Extracted entries:
--------------------------------

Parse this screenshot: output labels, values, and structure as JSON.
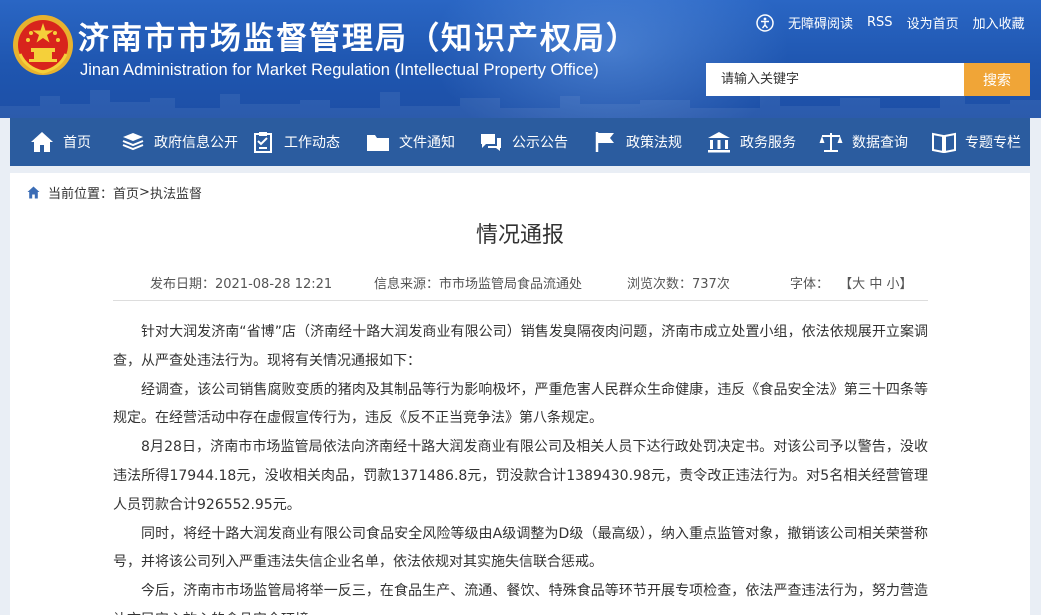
{
  "header": {
    "title_cn": "济南市市场监督管理局（知识产权局）",
    "title_en": "Jinan Administration for Market Regulation (Intellectual Property Office)",
    "emblem_icon": "national-emblem-icon",
    "toplinks": {
      "accessibility": "无障碍阅读",
      "rss": "RSS",
      "homepage": "设为首页",
      "favorite": "加入收藏"
    },
    "search": {
      "placeholder": "请输入关键字",
      "button": "搜索"
    }
  },
  "nav": {
    "items": [
      {
        "label": "首页",
        "icon": "home-icon"
      },
      {
        "label": "政府信息公开",
        "icon": "stack-icon"
      },
      {
        "label": "工作动态",
        "icon": "clipboard-icon"
      },
      {
        "label": "文件通知",
        "icon": "folder-icon"
      },
      {
        "label": "公示公告",
        "icon": "chat-icon"
      },
      {
        "label": "政策法规",
        "icon": "flag-icon"
      },
      {
        "label": "政务服务",
        "icon": "building-icon"
      },
      {
        "label": "数据查询",
        "icon": "scale-icon"
      },
      {
        "label": "专题专栏",
        "icon": "book-icon"
      }
    ]
  },
  "breadcrumb": {
    "prefix": "当前位置：",
    "home": "首页",
    "separator": ">",
    "current": "执法监督"
  },
  "article": {
    "title": "情况通报",
    "meta": {
      "date_label": "发布日期：",
      "date": "2021-08-28 12:21",
      "source_label": "信息来源：",
      "source": "市市场监管局食品流通处",
      "views_label": "浏览次数：",
      "views": "737次",
      "font_label": "字体：",
      "font_open": "【",
      "font_large": "大",
      "font_medium": "中",
      "font_small": "小",
      "font_close": "】"
    },
    "paragraphs": [
      "针对大润发济南“省博”店（济南经十路大润发商业有限公司）销售发臭隔夜肉问题，济南市成立处置小组，依法依规展开立案调查，从严查处违法行为。现将有关情况通报如下：",
      "经调查，该公司销售腐败变质的猪肉及其制品等行为影响极坏，严重危害人民群众生命健康，违反《食品安全法》第三十四条等规定。在经营活动中存在虚假宣传行为，违反《反不正当竞争法》第八条规定。",
      "8月28日，济南市市场监管局依法向济南经十路大润发商业有限公司及相关人员下达行政处罚决定书。对该公司予以警告，没收违法所得17944.18元，没收相关肉品，罚款1371486.8元，罚没款合计1389430.98元，责令改正违法行为。对5名相关经营管理人员罚款合计926552.95元。",
      "同时，将经十路大润发商业有限公司食品安全风险等级由A级调整为D级（最高级），纳入重点监管对象，撤销该公司相关荣誉称号，并将该公司列入严重违法失信企业名单，依法依规对其实施失信联合惩戒。",
      "今后，济南市市场监管局将举一反三，在食品生产、流通、餐饮、特殊食品等环节开展专项检查，依法严查违法行为，努力营造让市民安心放心的食品安全环境。"
    ]
  }
}
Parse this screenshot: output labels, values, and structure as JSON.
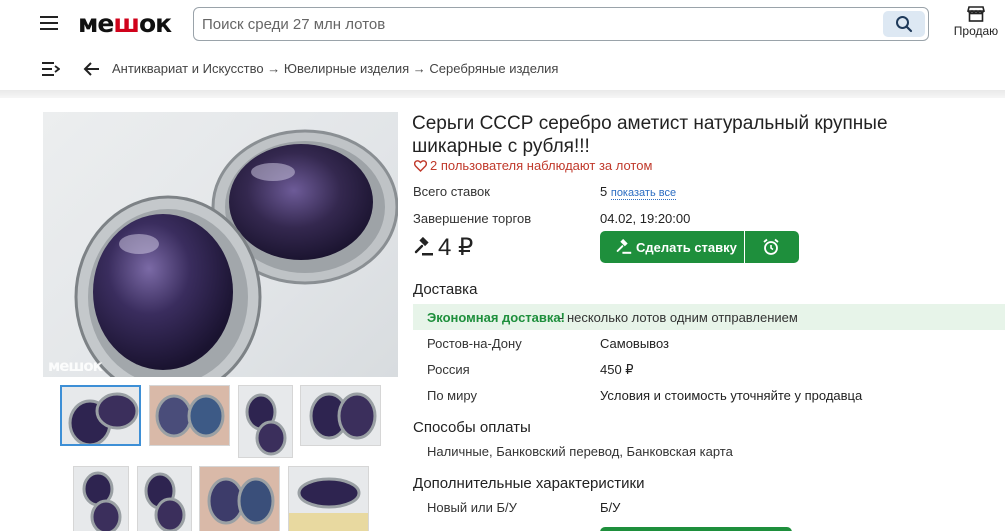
{
  "header": {
    "logo_text_start": "ме",
    "logo_text_mid": "ш",
    "logo_text_end": "ок",
    "search_placeholder": "Поиск среди 27 млн лотов",
    "sell_label": "Продаю"
  },
  "breadcrumb": {
    "path": "Антиквариат и Искусство → Ювелирные изделия → Серебряные изделия"
  },
  "gallery": {
    "watermark": "мешок",
    "thumbnail_count": 8,
    "active_index": 0
  },
  "lot": {
    "title": "Серьги СССР серебро аметист натуральный крупные шикарные с рубля!!!",
    "watchers": "2 пользователя наблюдают за лотом",
    "total_bids_label": "Всего ставок",
    "total_bids_value": "5",
    "show_all_link": "показать все",
    "end_label": "Завершение торгов",
    "end_value": "04.02, 19:20:00",
    "price": "4 ₽",
    "bid_button": "Сделать ставку"
  },
  "delivery": {
    "title": "Доставка",
    "eco_label": "Экономная доставка!",
    "eco_text": "- несколько лотов одним отправлением",
    "rows": [
      {
        "label": "Ростов-на-Дону",
        "value": "Самовывоз"
      },
      {
        "label": "Россия",
        "value": "450 ₽"
      },
      {
        "label": "По миру",
        "value": "Условия и стоимость уточняйте у продавца"
      }
    ]
  },
  "payment": {
    "title": "Способы оплаты",
    "methods": "Наличные, Банковский перевод, Банковская карта"
  },
  "specs": {
    "title": "Дополнительные характеристики",
    "rows": [
      {
        "label": "Новый или Б/У",
        "value": "Б/У"
      }
    ]
  },
  "colors": {
    "accent_green": "#1e8f3c",
    "link_blue": "#2a6cc2",
    "watch_red": "#c0392b",
    "eco_bg": "#e7f4e9",
    "amethyst": "#3b2f5c"
  }
}
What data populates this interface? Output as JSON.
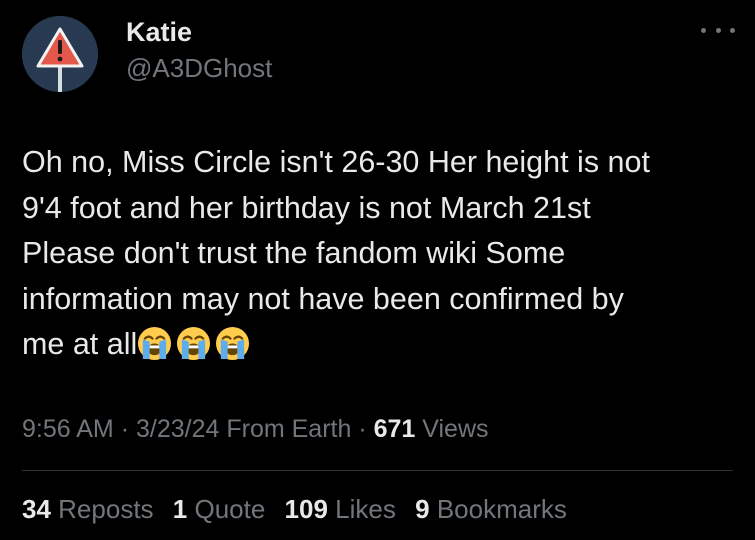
{
  "author": {
    "display_name": "Katie",
    "handle": "@A3DGhost",
    "avatar_icon": "warning-sign-icon"
  },
  "more_icon": "more-dots-icon",
  "tweet": {
    "lines": [
      "Oh no, Miss Circle isn't 26-30 Her height is not",
      "9'4 foot and her birthday is not March 21st",
      "Please don't trust the fandom wiki Some",
      "information may not have been confirmed by",
      "me at all"
    ],
    "emojis": [
      "loudly-crying-face-icon",
      "loudly-crying-face-icon",
      "loudly-crying-face-icon"
    ]
  },
  "meta": {
    "time": "9:56 AM",
    "separator": "·",
    "date": "3/23/24",
    "source": "From Earth",
    "views_count": "671",
    "views_label": "Views"
  },
  "stats": {
    "reposts": {
      "count": "34",
      "label": "Reposts"
    },
    "quotes": {
      "count": "1",
      "label": "Quote"
    },
    "likes": {
      "count": "109",
      "label": "Likes"
    },
    "bookmarks": {
      "count": "9",
      "label": "Bookmarks"
    }
  },
  "colors": {
    "background": "#000000",
    "primary_text": "#e7e9ea",
    "secondary_text": "#71767b",
    "divider": "#2f3336",
    "avatar_bg": "#273a52",
    "warning_red": "#e4574b"
  }
}
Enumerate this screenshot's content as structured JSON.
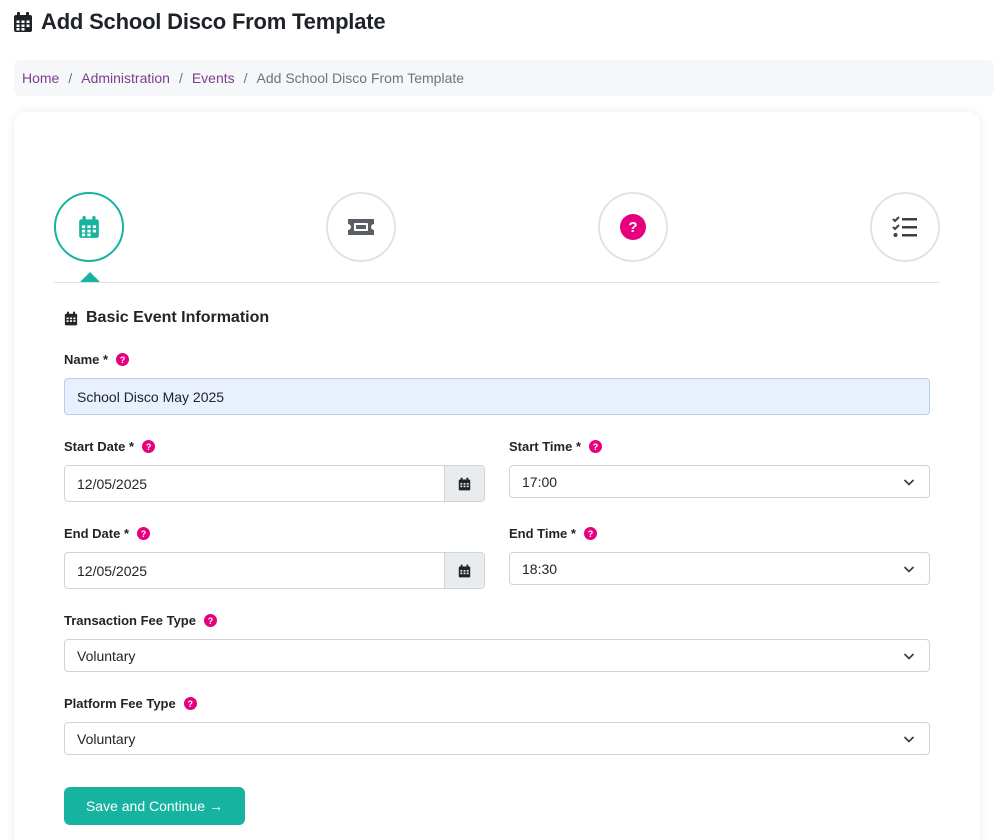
{
  "header": {
    "title": "Add School Disco From Template",
    "icon": "calendar-icon"
  },
  "breadcrumb": {
    "items": [
      "Home",
      "Administration",
      "Events"
    ],
    "current": "Add School Disco From Template",
    "separator": "/"
  },
  "wizard": {
    "steps": [
      {
        "icon": "calendar-icon",
        "active": true
      },
      {
        "icon": "ticket-icon",
        "active": false
      },
      {
        "icon": "question-icon",
        "active": false
      },
      {
        "icon": "checklist-icon",
        "active": false
      }
    ],
    "accent": "#16b3a0"
  },
  "form": {
    "section_title": "Basic Event Information",
    "name": {
      "label": "Name *",
      "value": "School Disco May 2025"
    },
    "start_date": {
      "label": "Start Date *",
      "value": "12/05/2025"
    },
    "start_time": {
      "label": "Start Time *",
      "value": "17:00"
    },
    "end_date": {
      "label": "End Date *",
      "value": "12/05/2025"
    },
    "end_time": {
      "label": "End Time *",
      "value": "18:30"
    },
    "transaction_fee_type": {
      "label": "Transaction Fee Type",
      "value": "Voluntary"
    },
    "platform_fee_type": {
      "label": "Platform Fee Type",
      "value": "Voluntary"
    },
    "help_glyph": "?",
    "submit_label": "Save and Continue",
    "submit_arrow": "→"
  },
  "colors": {
    "primary": "#16b3a0",
    "help": "#e6007e",
    "link": "#7b3f8f"
  }
}
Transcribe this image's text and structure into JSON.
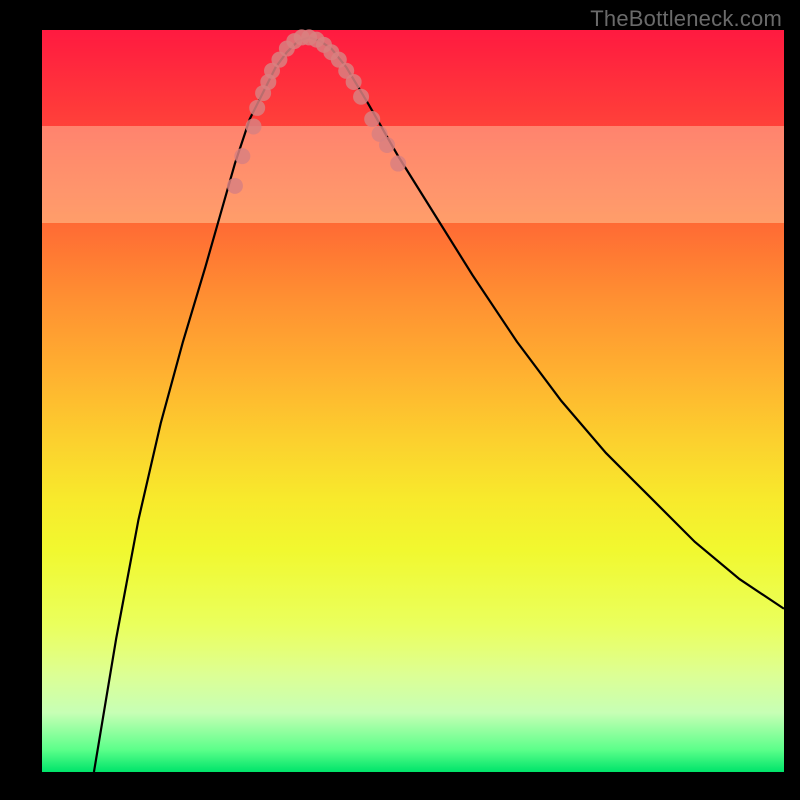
{
  "watermark": "TheBottleneck.com",
  "colors": {
    "background": "#000000",
    "gradient_top": "#ff1a40",
    "gradient_bottom": "#00e46a",
    "curve": "#000000",
    "markers": "#d98080",
    "glow": "#ffffd2"
  },
  "chart_data": {
    "type": "line",
    "title": "",
    "xlabel": "",
    "ylabel": "",
    "xlim": [
      0,
      100
    ],
    "ylim": [
      0,
      100
    ],
    "glow_band_y": [
      74,
      87
    ],
    "series": [
      {
        "name": "bottleneck-curve",
        "x": [
          7,
          10,
          13,
          16,
          19,
          22,
          24,
          26,
          28,
          30,
          31.5,
          33,
          34.5,
          36,
          37.5,
          39,
          41,
          44,
          48,
          53,
          58,
          64,
          70,
          76,
          82,
          88,
          94,
          100
        ],
        "y": [
          0,
          18,
          34,
          47,
          58,
          68,
          75,
          82,
          88,
          92,
          95,
          97,
          98.5,
          99,
          98.5,
          97.5,
          95,
          90,
          83,
          75,
          67,
          58,
          50,
          43,
          37,
          31,
          26,
          22
        ]
      }
    ],
    "markers": {
      "name": "highlighted-points",
      "x": [
        26.0,
        27.0,
        28.5,
        29.0,
        29.8,
        30.5,
        31.0,
        32.0,
        33.0,
        34.0,
        35.0,
        36.0,
        37.0,
        38.0,
        39.0,
        40.0,
        41.0,
        42.0,
        43.0,
        44.5,
        45.5,
        46.5,
        48.0
      ],
      "y": [
        79.0,
        83.0,
        87.0,
        89.5,
        91.5,
        93.0,
        94.5,
        96.0,
        97.5,
        98.5,
        99.0,
        99.0,
        98.7,
        98.0,
        97.0,
        96.0,
        94.5,
        93.0,
        91.0,
        88.0,
        86.0,
        84.5,
        82.0
      ]
    }
  }
}
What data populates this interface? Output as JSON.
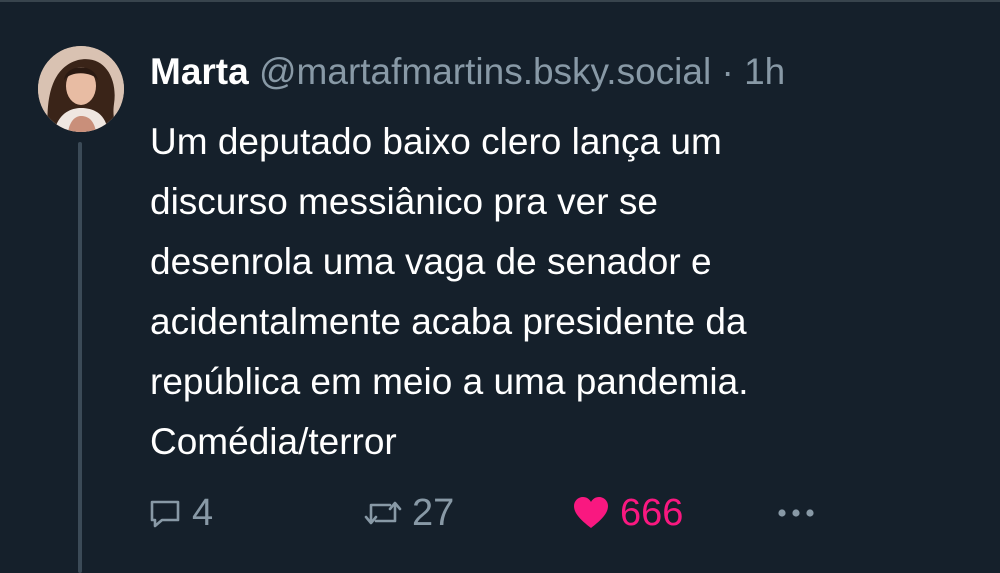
{
  "tweet": {
    "display_name": "Marta",
    "handle": "@martafmartins.bsky.social",
    "separator": "·",
    "time": "1h",
    "lines": [
      "Um deputado baixo clero lança um",
      "discurso messiânico pra ver se",
      "desenrola uma vaga de senador e",
      "acidentalmente acaba presidente da",
      "república em meio a uma pandemia.",
      "Comédia/terror"
    ]
  },
  "actions": {
    "reply_count": "4",
    "retweet_count": "27",
    "like_count": "666"
  },
  "icons": {
    "reply": "comment-icon",
    "retweet": "retweet-icon",
    "like": "heart-icon",
    "more": "more-icon"
  },
  "colors": {
    "background": "#15202b",
    "secondary_text": "#8899a6",
    "like": "#f91880"
  }
}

--------------------------------

Select all lines in the listing that include the word "more".

Full solution:
  "more_icon": "more-dots-icon",
    "more": "more-icon"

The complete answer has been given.